Write out these lines again with "Journal Impact Factor" swapped for "Impact Factor", leaving everything else the same.

--

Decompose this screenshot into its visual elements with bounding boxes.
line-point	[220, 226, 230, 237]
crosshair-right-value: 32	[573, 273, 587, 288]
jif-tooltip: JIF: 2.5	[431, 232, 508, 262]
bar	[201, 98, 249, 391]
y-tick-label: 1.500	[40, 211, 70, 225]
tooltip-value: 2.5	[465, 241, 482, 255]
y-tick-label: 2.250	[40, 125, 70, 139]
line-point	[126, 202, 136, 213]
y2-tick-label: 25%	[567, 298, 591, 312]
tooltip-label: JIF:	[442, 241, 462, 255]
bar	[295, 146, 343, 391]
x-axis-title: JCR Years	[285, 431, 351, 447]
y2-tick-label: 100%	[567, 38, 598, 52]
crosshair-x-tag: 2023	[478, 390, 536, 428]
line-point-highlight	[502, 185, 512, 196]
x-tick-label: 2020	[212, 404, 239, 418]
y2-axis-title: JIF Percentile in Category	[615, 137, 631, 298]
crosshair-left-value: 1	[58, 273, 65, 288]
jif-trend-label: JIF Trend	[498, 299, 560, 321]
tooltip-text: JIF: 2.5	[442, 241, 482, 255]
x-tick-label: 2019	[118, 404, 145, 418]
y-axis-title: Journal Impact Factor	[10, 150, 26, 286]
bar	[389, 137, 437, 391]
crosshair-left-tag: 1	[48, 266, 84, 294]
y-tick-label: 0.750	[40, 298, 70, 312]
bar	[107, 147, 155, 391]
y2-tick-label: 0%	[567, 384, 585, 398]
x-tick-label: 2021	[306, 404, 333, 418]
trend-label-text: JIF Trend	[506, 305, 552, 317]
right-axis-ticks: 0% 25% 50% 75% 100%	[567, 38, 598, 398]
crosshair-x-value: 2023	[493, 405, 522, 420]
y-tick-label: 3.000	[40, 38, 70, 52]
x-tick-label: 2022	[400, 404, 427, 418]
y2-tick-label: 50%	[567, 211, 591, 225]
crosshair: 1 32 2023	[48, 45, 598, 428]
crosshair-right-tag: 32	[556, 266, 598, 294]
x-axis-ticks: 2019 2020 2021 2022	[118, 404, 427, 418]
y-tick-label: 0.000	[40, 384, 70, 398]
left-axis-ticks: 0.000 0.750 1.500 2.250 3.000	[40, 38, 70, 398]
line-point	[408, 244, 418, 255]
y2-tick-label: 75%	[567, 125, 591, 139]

--

*Worked solution*
Decompose this screenshot into its visual elements with bounding boxes.
line-point	[220, 226, 230, 237]
crosshair-right-value: 32	[573, 273, 587, 288]
jif-tooltip: JIF: 2.5	[431, 232, 508, 262]
bar	[201, 98, 249, 391]
y-tick-label: 1.500	[40, 211, 70, 225]
tooltip-value: 2.5	[465, 241, 482, 255]
y-tick-label: 2.250	[40, 125, 70, 139]
line-point	[126, 202, 136, 213]
y2-tick-label: 25%	[567, 298, 591, 312]
tooltip-label: JIF:	[442, 241, 462, 255]
bar	[295, 146, 343, 391]
x-axis-title: JCR Years	[285, 431, 351, 447]
y2-tick-label: 100%	[567, 38, 598, 52]
crosshair-x-tag: 2023	[478, 390, 536, 428]
line-point-highlight	[502, 185, 512, 196]
x-tick-label: 2020	[212, 404, 239, 418]
y2-axis-title: JIF Percentile in Category	[615, 137, 631, 298]
crosshair-left-value: 1	[58, 273, 65, 288]
jif-trend-label: JIF Trend	[498, 299, 560, 321]
tooltip-text: JIF: 2.5	[442, 241, 482, 255]
x-tick-label: 2019	[118, 404, 145, 418]
y-axis-title: Impact Factor	[10, 150, 26, 286]
bar	[389, 137, 437, 391]
crosshair-left-tag: 1	[48, 266, 84, 294]
y-tick-label: 0.750	[40, 298, 70, 312]
bar	[107, 147, 155, 391]
y2-tick-label: 0%	[567, 384, 585, 398]
x-tick-label: 2021	[306, 404, 333, 418]
trend-label-text: JIF Trend	[506, 305, 552, 317]
right-axis-ticks: 0% 25% 50% 75% 100%	[567, 38, 598, 398]
crosshair-x-value: 2023	[493, 405, 522, 420]
y-tick-label: 3.000	[40, 38, 70, 52]
x-tick-label: 2022	[400, 404, 427, 418]
y2-tick-label: 50%	[567, 211, 591, 225]
crosshair: 1 32 2023	[48, 45, 598, 428]
crosshair-right-tag: 32	[556, 266, 598, 294]
x-axis-ticks: 2019 2020 2021 2022	[118, 404, 427, 418]
y-tick-label: 0.000	[40, 384, 70, 398]
left-axis-ticks: 0.000 0.750 1.500 2.250 3.000	[40, 38, 70, 398]
line-point	[408, 244, 418, 255]
y2-tick-label: 75%	[567, 125, 591, 139]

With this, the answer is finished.